Task details » Take every line from the listing below that includes "rootstock" and copy it.

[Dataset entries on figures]
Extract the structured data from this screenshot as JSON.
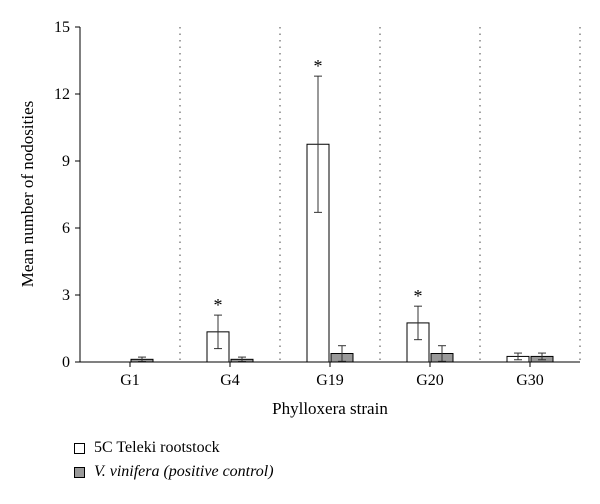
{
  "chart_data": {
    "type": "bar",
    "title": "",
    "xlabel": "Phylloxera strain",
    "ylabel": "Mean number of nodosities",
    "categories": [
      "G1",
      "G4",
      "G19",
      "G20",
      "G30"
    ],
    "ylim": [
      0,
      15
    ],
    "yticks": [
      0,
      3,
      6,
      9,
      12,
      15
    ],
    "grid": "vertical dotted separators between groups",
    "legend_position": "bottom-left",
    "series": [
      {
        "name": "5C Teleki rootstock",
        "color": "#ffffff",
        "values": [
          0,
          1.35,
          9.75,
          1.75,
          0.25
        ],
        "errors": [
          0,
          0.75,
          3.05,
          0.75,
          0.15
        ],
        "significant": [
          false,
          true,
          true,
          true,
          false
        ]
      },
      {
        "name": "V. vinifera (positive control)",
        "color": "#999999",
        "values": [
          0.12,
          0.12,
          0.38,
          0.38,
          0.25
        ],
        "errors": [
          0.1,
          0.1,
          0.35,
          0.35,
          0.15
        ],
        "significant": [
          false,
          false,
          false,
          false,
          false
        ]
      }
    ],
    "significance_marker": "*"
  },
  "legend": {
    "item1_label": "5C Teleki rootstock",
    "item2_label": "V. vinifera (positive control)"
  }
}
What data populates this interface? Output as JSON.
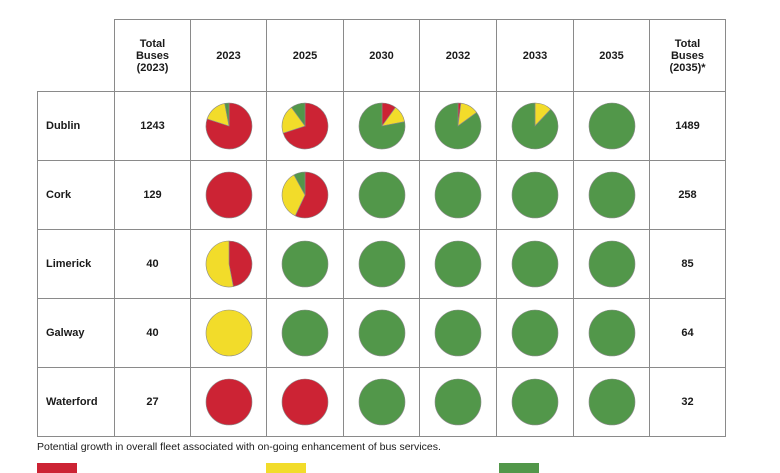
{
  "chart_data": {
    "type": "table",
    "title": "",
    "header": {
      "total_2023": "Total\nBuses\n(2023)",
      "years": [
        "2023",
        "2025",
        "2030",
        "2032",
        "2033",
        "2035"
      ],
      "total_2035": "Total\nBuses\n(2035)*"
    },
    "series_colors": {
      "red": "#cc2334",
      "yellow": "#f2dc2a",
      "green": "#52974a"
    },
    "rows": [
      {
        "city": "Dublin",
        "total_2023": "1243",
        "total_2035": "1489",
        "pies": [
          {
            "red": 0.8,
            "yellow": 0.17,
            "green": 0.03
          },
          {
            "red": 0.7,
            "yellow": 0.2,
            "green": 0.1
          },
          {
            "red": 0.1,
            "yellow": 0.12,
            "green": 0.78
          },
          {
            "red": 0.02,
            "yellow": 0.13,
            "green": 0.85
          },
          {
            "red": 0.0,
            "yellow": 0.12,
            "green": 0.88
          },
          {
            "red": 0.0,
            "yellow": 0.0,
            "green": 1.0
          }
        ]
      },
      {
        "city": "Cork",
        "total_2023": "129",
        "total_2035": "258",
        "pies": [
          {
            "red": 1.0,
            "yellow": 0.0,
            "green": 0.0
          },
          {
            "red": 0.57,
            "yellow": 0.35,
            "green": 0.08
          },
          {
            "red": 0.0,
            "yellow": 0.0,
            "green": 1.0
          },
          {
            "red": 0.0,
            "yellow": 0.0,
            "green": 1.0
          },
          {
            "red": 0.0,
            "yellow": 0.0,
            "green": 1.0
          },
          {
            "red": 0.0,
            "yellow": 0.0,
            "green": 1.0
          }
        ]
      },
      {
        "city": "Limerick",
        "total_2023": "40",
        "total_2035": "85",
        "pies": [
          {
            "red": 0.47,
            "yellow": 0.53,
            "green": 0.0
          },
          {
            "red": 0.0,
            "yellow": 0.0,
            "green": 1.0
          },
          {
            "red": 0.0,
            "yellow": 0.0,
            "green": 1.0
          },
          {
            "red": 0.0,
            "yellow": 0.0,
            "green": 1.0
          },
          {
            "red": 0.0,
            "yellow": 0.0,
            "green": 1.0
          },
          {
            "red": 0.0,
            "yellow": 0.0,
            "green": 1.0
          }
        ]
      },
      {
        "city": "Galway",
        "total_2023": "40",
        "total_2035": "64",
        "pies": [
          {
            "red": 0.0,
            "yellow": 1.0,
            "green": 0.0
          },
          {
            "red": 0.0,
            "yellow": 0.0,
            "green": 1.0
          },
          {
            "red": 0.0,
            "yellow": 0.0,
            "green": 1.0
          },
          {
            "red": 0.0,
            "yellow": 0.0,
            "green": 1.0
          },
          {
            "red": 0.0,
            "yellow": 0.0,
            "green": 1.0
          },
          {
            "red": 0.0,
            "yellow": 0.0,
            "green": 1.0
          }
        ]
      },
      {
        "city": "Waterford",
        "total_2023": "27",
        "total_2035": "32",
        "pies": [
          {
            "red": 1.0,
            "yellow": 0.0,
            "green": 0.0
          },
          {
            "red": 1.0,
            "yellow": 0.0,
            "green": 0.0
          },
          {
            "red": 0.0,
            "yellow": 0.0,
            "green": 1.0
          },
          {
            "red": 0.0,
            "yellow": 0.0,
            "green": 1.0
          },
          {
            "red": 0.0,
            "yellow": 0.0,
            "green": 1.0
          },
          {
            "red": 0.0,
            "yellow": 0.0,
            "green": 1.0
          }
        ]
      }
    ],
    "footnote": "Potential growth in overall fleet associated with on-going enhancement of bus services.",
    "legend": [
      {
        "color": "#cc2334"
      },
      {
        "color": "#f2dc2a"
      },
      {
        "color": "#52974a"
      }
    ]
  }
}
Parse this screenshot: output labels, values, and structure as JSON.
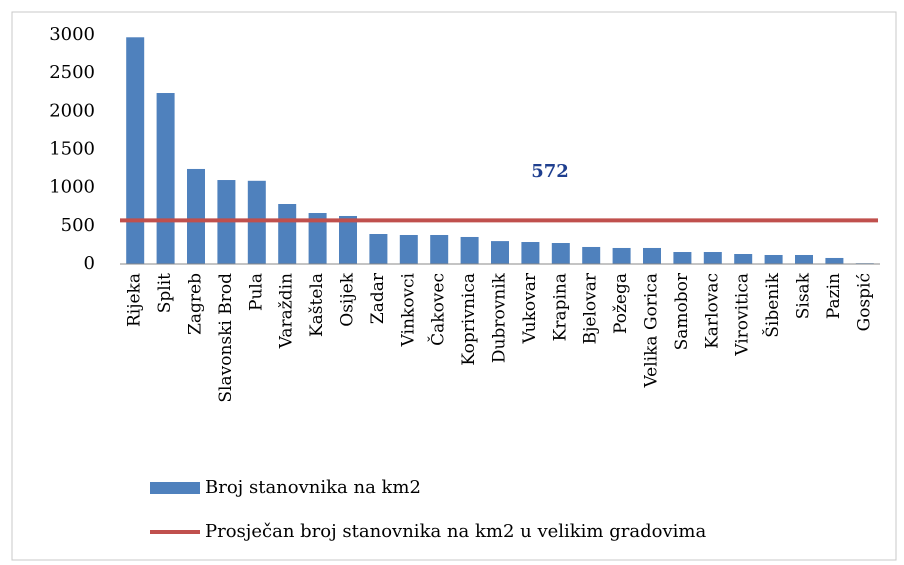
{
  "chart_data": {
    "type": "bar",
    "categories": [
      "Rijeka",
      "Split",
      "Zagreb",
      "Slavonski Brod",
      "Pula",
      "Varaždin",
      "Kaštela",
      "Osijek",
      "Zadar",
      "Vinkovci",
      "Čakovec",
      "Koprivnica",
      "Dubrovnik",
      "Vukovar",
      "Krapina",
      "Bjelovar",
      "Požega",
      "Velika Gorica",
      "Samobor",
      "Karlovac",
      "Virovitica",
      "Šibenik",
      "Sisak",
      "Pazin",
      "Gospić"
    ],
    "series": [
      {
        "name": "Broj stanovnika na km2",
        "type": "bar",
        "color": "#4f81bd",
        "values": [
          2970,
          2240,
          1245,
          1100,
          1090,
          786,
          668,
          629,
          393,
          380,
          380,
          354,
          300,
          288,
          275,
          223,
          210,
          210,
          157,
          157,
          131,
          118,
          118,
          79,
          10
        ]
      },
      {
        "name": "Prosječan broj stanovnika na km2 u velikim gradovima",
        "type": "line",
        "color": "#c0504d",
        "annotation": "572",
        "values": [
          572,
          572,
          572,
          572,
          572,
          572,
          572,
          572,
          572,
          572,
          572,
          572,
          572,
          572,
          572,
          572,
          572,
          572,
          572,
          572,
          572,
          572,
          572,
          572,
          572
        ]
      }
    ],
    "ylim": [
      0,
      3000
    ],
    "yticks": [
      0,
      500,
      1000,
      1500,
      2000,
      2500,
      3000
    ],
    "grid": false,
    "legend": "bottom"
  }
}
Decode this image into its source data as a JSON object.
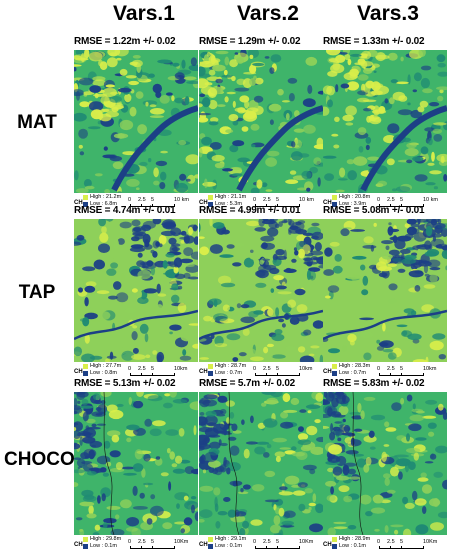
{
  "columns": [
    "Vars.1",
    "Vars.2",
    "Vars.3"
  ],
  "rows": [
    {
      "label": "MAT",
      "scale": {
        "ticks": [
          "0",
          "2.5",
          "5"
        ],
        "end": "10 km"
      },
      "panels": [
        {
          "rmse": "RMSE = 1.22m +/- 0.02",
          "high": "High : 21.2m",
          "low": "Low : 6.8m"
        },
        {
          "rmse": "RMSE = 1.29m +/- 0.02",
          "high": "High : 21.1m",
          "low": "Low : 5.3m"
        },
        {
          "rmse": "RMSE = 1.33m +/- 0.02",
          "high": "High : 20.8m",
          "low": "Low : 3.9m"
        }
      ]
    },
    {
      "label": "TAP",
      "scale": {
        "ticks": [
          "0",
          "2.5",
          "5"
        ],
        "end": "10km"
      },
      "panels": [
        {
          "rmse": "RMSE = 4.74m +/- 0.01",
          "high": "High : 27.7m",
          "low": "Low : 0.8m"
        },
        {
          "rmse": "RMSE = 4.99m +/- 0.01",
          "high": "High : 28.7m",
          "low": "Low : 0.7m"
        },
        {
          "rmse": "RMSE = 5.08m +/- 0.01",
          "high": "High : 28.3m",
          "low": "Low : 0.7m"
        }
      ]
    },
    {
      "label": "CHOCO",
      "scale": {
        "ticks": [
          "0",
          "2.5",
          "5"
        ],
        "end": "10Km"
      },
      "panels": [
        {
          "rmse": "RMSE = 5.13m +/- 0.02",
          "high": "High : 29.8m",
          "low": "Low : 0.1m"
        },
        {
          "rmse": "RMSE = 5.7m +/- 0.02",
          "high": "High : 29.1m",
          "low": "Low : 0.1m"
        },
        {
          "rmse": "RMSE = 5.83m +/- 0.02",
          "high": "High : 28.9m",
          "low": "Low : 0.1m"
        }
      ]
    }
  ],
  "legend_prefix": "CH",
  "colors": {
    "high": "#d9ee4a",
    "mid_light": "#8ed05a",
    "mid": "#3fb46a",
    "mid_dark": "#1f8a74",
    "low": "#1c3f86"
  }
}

Exercise output »
        "name": "5C Teleki rootstock",
    "item1_label": "5C Teleki rootstock",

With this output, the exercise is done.